— Your instructions —
Identify every line in the records below that contains the word "Conectarea", and copy each of those lines.

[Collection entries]
────────────────
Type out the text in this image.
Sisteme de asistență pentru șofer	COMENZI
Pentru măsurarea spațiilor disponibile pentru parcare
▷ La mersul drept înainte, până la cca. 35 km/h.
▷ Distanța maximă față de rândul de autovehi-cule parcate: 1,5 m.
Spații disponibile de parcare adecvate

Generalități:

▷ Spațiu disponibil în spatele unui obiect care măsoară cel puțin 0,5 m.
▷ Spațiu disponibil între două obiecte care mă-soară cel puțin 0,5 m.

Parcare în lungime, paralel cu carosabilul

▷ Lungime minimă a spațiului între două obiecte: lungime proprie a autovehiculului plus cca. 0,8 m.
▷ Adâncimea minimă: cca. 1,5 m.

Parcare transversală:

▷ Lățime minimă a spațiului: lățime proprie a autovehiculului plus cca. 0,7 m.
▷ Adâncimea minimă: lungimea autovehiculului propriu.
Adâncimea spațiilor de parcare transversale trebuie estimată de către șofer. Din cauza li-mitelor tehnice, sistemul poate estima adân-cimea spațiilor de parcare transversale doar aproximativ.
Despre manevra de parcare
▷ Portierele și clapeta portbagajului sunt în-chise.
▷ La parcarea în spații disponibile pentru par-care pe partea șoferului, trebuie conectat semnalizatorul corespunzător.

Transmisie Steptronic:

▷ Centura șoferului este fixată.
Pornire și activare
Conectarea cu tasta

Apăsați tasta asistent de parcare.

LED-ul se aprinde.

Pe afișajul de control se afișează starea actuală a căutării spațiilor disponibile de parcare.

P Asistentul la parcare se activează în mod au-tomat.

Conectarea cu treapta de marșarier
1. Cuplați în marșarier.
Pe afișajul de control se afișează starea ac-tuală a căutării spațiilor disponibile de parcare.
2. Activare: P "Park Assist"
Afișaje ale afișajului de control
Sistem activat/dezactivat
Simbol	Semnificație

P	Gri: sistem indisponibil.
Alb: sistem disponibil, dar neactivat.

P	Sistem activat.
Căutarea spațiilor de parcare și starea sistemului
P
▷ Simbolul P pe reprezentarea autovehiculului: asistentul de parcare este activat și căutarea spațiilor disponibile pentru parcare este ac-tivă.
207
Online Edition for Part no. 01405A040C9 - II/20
────────────────
— Task answer —
Conectarea cu tasta
Conectarea cu treapta de marșarier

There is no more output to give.